Aim. Report how many lines hold the word "Business"; answer with the number alone.

[Extracted records]

┄┄┄┄┄┄

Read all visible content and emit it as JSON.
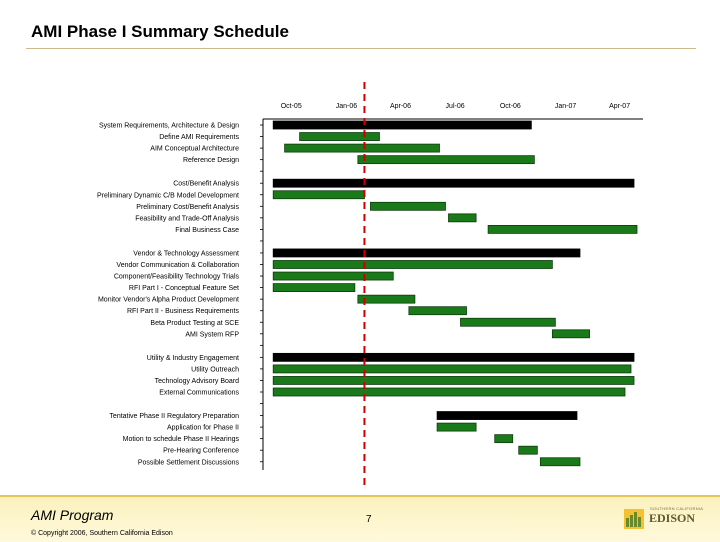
{
  "page": {
    "title": "AMI Phase I Summary Schedule",
    "footer_program": "AMI Program",
    "footer_copyright": "© Copyright 2006, Southern California Edison",
    "page_number": "7",
    "logo_name": "EDISON",
    "logo_sub": "SOUTHERN CALIFORNIA"
  },
  "colors": {
    "summary_bar": "#000000",
    "task_bar": "#1a7a1a",
    "task_border": "#0d3d0d",
    "today_line": "#cc0000"
  },
  "chart_data": {
    "type": "gantt",
    "x_ticks": [
      "Oct-05",
      "Jan-06",
      "Apr-06",
      "Jul-06",
      "Oct-06",
      "Jan-07",
      "Apr-07"
    ],
    "xlim": [
      "2005-08-15",
      "2007-05-10"
    ],
    "today": "2006-01-31",
    "groups": [
      {
        "name": "System Requirements, Architecture & Design",
        "start": "2005-09-01",
        "end": "2006-11-05",
        "tasks": [
          {
            "name": "Define AMI Requirements",
            "start": "2005-10-15",
            "end": "2006-02-25"
          },
          {
            "name": "AIM Conceptual Architecture",
            "start": "2005-09-20",
            "end": "2006-06-05"
          },
          {
            "name": "Reference Design",
            "start": "2006-01-20",
            "end": "2006-11-10"
          }
        ]
      },
      {
        "name": "Cost/Benefit Analysis",
        "start": "2005-09-01",
        "end": "2007-04-25",
        "tasks": [
          {
            "name": "Preliminary Dynamic C/B Model Development",
            "start": "2005-09-01",
            "end": "2006-01-31"
          },
          {
            "name": "Preliminary Cost/Benefit Analysis",
            "start": "2006-02-10",
            "end": "2006-06-15"
          },
          {
            "name": "Feasibility and Trade-Off Analysis",
            "start": "2006-06-20",
            "end": "2006-08-05"
          },
          {
            "name": "Final Business Case",
            "start": "2006-08-25",
            "end": "2007-04-30"
          }
        ]
      },
      {
        "name": "Vendor & Technology Assessment",
        "start": "2005-09-01",
        "end": "2007-01-25",
        "tasks": [
          {
            "name": "Vendor Communication & Collaboration",
            "start": "2005-09-01",
            "end": "2006-12-10"
          },
          {
            "name": "Component/Feasibility Technology Trials",
            "start": "2005-09-01",
            "end": "2006-03-20"
          },
          {
            "name": "RFI Part I - Conceptual Feature Set",
            "start": "2005-09-01",
            "end": "2006-01-15"
          },
          {
            "name": "Monitor Vendor's Alpha Product Development",
            "start": "2006-01-20",
            "end": "2006-04-25"
          },
          {
            "name": "RFI Part II - Business Requirements",
            "start": "2006-04-15",
            "end": "2006-07-20"
          },
          {
            "name": "Beta Product Testing at SCE",
            "start": "2006-07-10",
            "end": "2006-12-15"
          },
          {
            "name": "AMI System RFP",
            "start": "2006-12-10",
            "end": "2007-02-10"
          }
        ]
      },
      {
        "name": "Utility & Industry Engagement",
        "start": "2005-09-01",
        "end": "2007-04-25",
        "tasks": [
          {
            "name": "Utility Outreach",
            "start": "2005-09-01",
            "end": "2007-04-20"
          },
          {
            "name": "Technology Advisory Board",
            "start": "2005-09-01",
            "end": "2007-04-25"
          },
          {
            "name": "External Communications",
            "start": "2005-09-01",
            "end": "2007-04-10"
          }
        ]
      },
      {
        "name": "Tentative Phase II Regulatory Preparation",
        "start": "2006-06-01",
        "end": "2007-01-20",
        "tasks": [
          {
            "name": "Application for Phase II",
            "start": "2006-06-01",
            "end": "2006-08-05"
          },
          {
            "name": "Motion to schedule Phase II Hearings",
            "start": "2006-09-05",
            "end": "2006-10-05"
          },
          {
            "name": "Pre-Hearing Conference",
            "start": "2006-10-15",
            "end": "2006-11-15"
          },
          {
            "name": "Possible Settlement Discussions",
            "start": "2006-11-20",
            "end": "2007-01-25"
          }
        ]
      }
    ]
  }
}
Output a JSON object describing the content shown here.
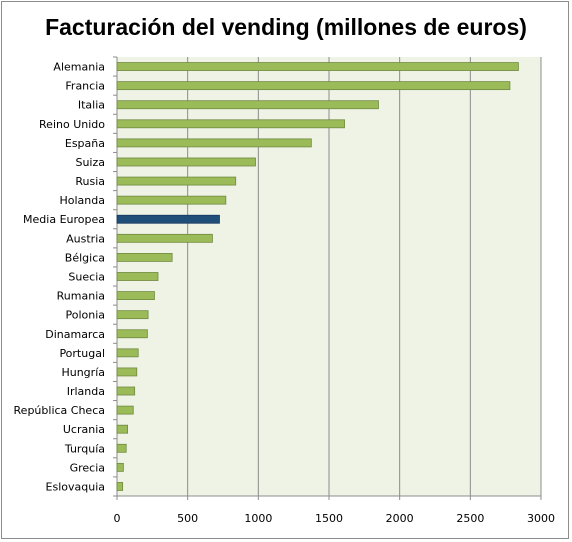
{
  "chart_data": {
    "type": "bar",
    "orientation": "horizontal",
    "title": "Facturación del vending (millones de euros)",
    "xlabel": "",
    "ylabel": "",
    "xlim": [
      0,
      3000
    ],
    "xticks": [
      0,
      500,
      1000,
      1500,
      2000,
      2500,
      3000
    ],
    "grid": true,
    "legend": "none",
    "categories": [
      "Alemania",
      "Francia",
      "Italia",
      "Reino Unido",
      "España",
      "Suiza",
      "Rusia",
      "Holanda",
      "Media Europea",
      "Austria",
      "Bélgica",
      "Suecia",
      "Rumania",
      "Polonia",
      "Dinamarca",
      "Portugal",
      "Hungría",
      "Irlanda",
      "República Checa",
      "Ucrania",
      "Turquía",
      "Grecia",
      "Eslovaquia"
    ],
    "values": [
      2840,
      2780,
      1850,
      1610,
      1375,
      980,
      840,
      770,
      725,
      675,
      390,
      290,
      265,
      220,
      215,
      150,
      140,
      125,
      115,
      75,
      65,
      45,
      40
    ],
    "highlight": "Media Europea",
    "colors": {
      "bar": "#9bbb59",
      "bar_border": "#71893f",
      "highlight": "#1f4e79",
      "highlight_border": "#17375e",
      "plot_background": "#eef3e6",
      "gridline": "#8c8c8c"
    }
  }
}
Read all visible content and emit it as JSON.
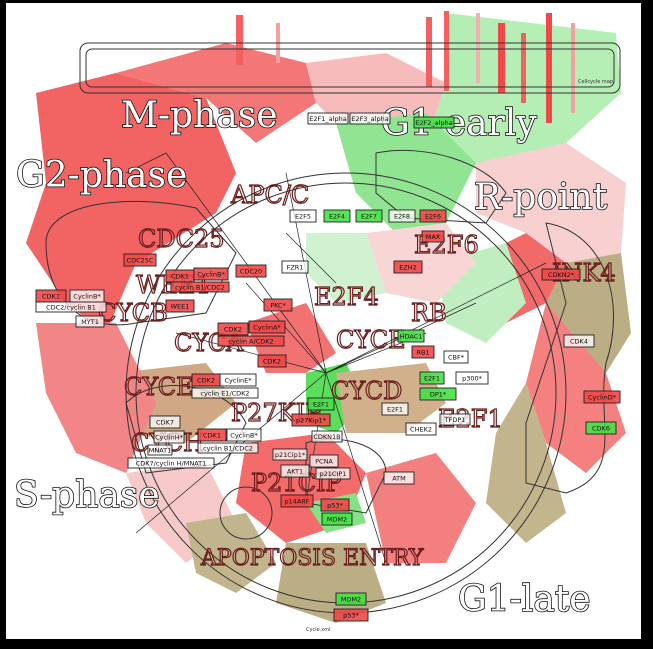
{
  "phases": {
    "m_phase": "M-phase",
    "g1_early": "G1-early",
    "g2_phase": "G2-phase",
    "r_point": "R-point",
    "s_phase": "S-phase",
    "g1_late": "G1-late"
  },
  "modules": {
    "apc_c": "APC/C",
    "cdc25": "CDC25",
    "e2f6": "E2F6",
    "e2f4": "E2F4",
    "ink4": "INK4",
    "wee1": "WEE1",
    "rb": "RB",
    "cycb": "CYCB",
    "cyca": "CYCA",
    "cyce": "CYCE",
    "cycd": "CYCD",
    "cych": "CYCH",
    "p27kip": "P27KIP",
    "e2f1": "E2F1",
    "p21cip": "P21CIP",
    "apoptosis": "APOPTOSIS ENTRY"
  },
  "header": {
    "legend_text": "Cellcycle map",
    "footer_text": "Cycle.xml"
  },
  "nodes": {
    "e2f1_e2f3_top": "E2F1_alpha",
    "e2f3_top": "E2F3_alpha",
    "e2f2_top": "E2F2_alpha",
    "e2f5": "E2F5",
    "e2f4": "E2F4",
    "e2f7": "E2F7",
    "e2f8": "E2F8",
    "e2f6": "E2F6",
    "max": "MAX",
    "ezh2": "EZH2",
    "cdc25c": "CDC25C",
    "cdc20": "CDC20",
    "fzr1": "FZR1",
    "cdk1_cyclinb1": "CDK1",
    "cyclinb": "CyclinB*",
    "cdc2_cyclinb1": "CDC2/cyclin B1",
    "myt1": "MYT1",
    "wee1": "WEE1",
    "cdk1_plk": "CDK1",
    "cyclinb_cdk1": "CyclinB*",
    "cyclinb_cdc2": "cyclin B1/CDC2",
    "plk1": "PKC*",
    "cdk2_a": "CDK2",
    "cyclina": "CyclinA*",
    "cyclina_cdk2": "cyclin A/CDK2",
    "cdk2_b": "CDK2",
    "cdk2_e": "CDK2",
    "cycline": "CyclinE*",
    "cycline_cdk2": "cyclin E1/CDK2",
    "cdk7": "CDK7",
    "cyclinh": "CyclinH*",
    "mnat1": "MNAT1",
    "cdk7_cyclinh": "CDK7/cyclin H/MNAT1",
    "cdk1_h": "CDK1",
    "cyclinb_h": "CyclinB*",
    "cyclinb1_cdc2_h": "cyclin B1/CDC2",
    "hdac1": "HDAC1",
    "rb1": "RB1",
    "cbf": "CBF*",
    "e2f1": "E2F1",
    "p300": "p300*",
    "dp1": "DP1*",
    "tfdp1": "TFDP1",
    "e2f1_b": "E2F1",
    "chek2": "CHEK2",
    "e2f1_c": "E2F1",
    "p27kip1": "p27Kip1*",
    "cdkn1b": "CDKN1B",
    "p21cip1": "p21Cip1*",
    "akt1": "AKT1",
    "pcna": "PCNA",
    "p21cip1_b": "p21CIP1",
    "p14arf": "p14ARF",
    "p53": "p53*",
    "mdm2": "MDM2",
    "atm": "ATM",
    "mdm2_b": "MDM2",
    "p53_b": "p53*",
    "cdk4": "CDK4",
    "cyclind": "CyclinD*",
    "cdk6": "CDK6",
    "cdkn2": "CDKN2*"
  },
  "colors": {
    "up": "#f04848",
    "down": "#46e046",
    "mixed": "#a89060",
    "neutral": "#ffffff"
  }
}
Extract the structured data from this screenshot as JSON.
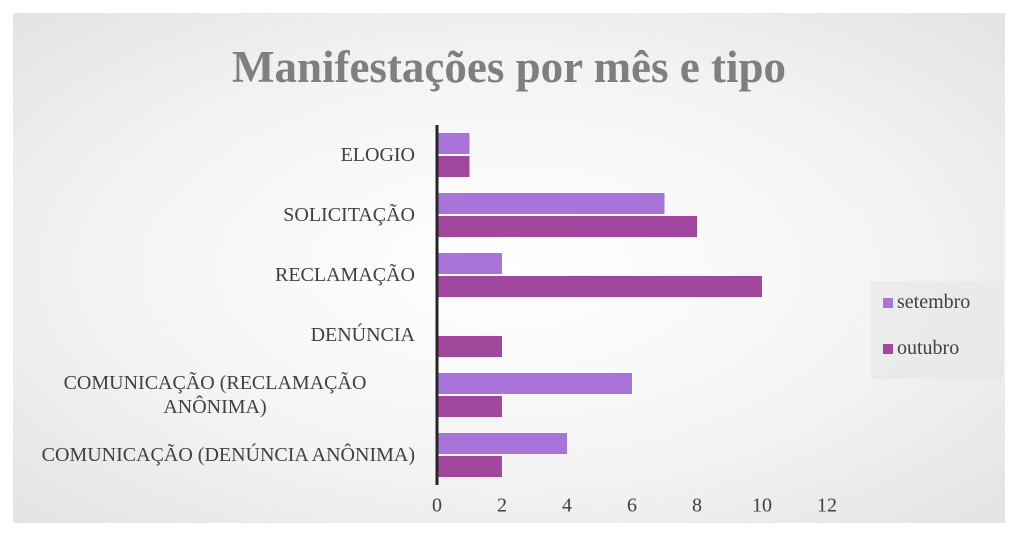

┄┄┄┄┄┄

Solution to the exercise. 2